- _Aim_: Drop every picture and copy exactly the lines from the one with "Give me the JSON representation" through the last line of the listing below.

- _Information provided_:
──────

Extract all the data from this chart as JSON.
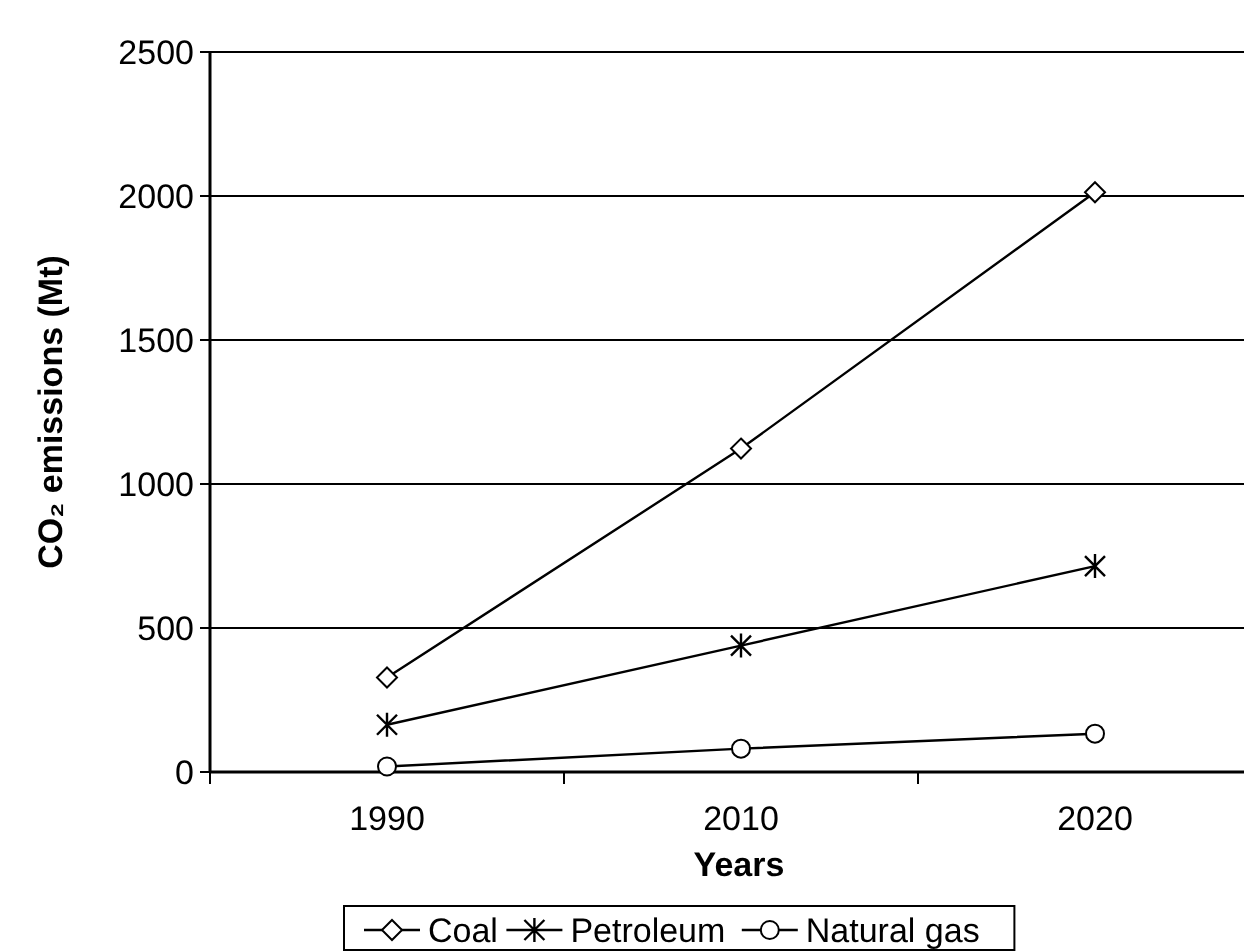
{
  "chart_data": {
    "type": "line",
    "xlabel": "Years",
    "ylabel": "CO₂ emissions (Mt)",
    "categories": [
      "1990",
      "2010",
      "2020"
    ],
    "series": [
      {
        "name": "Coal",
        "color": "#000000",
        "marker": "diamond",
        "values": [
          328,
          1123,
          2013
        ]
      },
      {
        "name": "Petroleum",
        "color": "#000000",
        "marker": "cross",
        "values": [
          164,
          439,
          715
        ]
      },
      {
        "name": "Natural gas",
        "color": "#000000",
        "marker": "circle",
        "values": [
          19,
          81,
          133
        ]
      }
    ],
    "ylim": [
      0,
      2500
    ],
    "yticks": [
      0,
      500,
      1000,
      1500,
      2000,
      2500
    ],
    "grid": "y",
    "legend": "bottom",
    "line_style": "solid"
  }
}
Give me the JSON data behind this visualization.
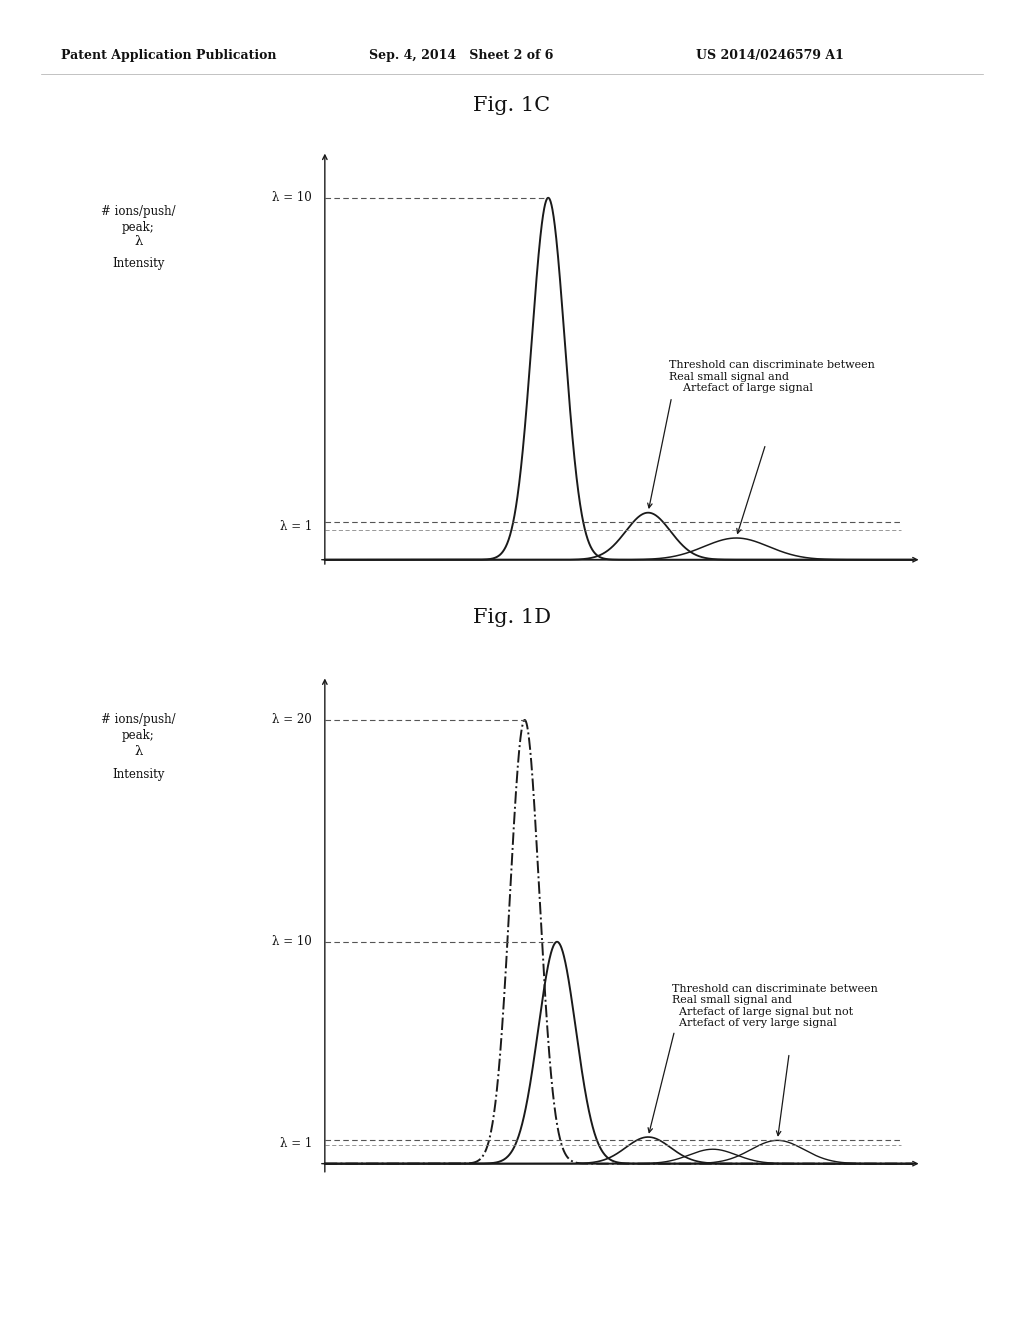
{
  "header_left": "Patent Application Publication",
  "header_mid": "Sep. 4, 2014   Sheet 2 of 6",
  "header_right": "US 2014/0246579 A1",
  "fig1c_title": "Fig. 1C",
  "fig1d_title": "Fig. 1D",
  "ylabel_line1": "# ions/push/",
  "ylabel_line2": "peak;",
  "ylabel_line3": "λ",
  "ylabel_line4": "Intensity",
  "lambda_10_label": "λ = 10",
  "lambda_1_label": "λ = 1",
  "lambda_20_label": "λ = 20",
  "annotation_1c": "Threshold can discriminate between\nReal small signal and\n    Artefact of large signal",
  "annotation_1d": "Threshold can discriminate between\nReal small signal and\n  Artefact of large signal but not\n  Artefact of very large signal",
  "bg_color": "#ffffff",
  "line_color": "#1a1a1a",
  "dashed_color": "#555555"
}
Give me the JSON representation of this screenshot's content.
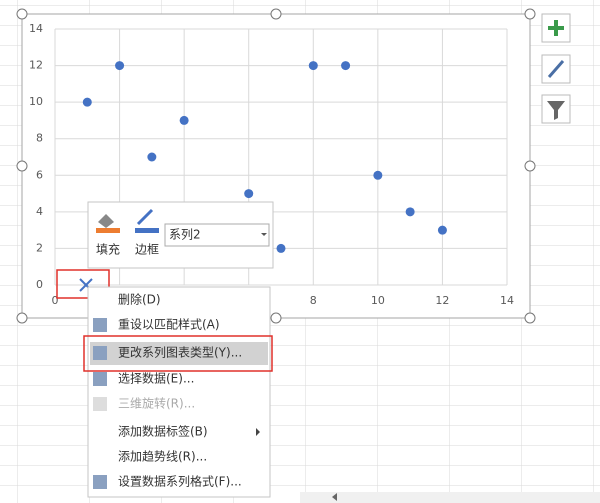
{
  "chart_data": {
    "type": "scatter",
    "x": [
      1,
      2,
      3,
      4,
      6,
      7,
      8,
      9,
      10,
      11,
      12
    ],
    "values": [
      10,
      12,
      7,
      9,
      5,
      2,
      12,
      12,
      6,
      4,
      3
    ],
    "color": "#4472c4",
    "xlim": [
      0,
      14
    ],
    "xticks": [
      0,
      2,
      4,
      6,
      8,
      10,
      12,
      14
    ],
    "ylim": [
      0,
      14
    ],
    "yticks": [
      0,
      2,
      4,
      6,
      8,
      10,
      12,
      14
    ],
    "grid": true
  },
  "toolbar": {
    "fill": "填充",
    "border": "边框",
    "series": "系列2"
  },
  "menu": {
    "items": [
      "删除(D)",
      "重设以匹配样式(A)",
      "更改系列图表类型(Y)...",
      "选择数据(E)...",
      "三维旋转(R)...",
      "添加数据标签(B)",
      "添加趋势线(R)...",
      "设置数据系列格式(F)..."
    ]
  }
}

──────

- _Result_:
Give me the JSON representation of this screenshot's content.
{
  "chart_data": {
    "type": "scatter",
    "x": [
      1,
      2,
      3,
      4,
      6,
      7,
      8,
      9,
      10,
      11,
      12
    ],
    "values": [
      10,
      12,
      7,
      9,
      5,
      2,
      12,
      12,
      6,
      4,
      3
    ],
    "color": "#4472c4",
    "xlim": [
      0,
      14
    ],
    "xticks": [
      0,
      2,
      4,
      6,
      8,
      10,
      12,
      14
    ],
    "ylim": [
      0,
      14
    ],
    "yticks": [
      0,
      2,
      4,
      6,
      8,
      10,
      12,
      14
    ],
    "grid": true
  },
  "toolbar": {
    "fill": "填充",
    "border": "边框",
    "series": "系列2"
  },
  "menu": {
    "items": [
      "删除(D)",
      "重设以匹配样式(A)",
      "更改系列图表类型(Y)...",
      "选择数据(E)...",
      "三维旋转(R)...",
      "添加数据标签(B)",
      "添加趋势线(R)...",
      "设置数据系列格式(F)..."
    ]
  }
}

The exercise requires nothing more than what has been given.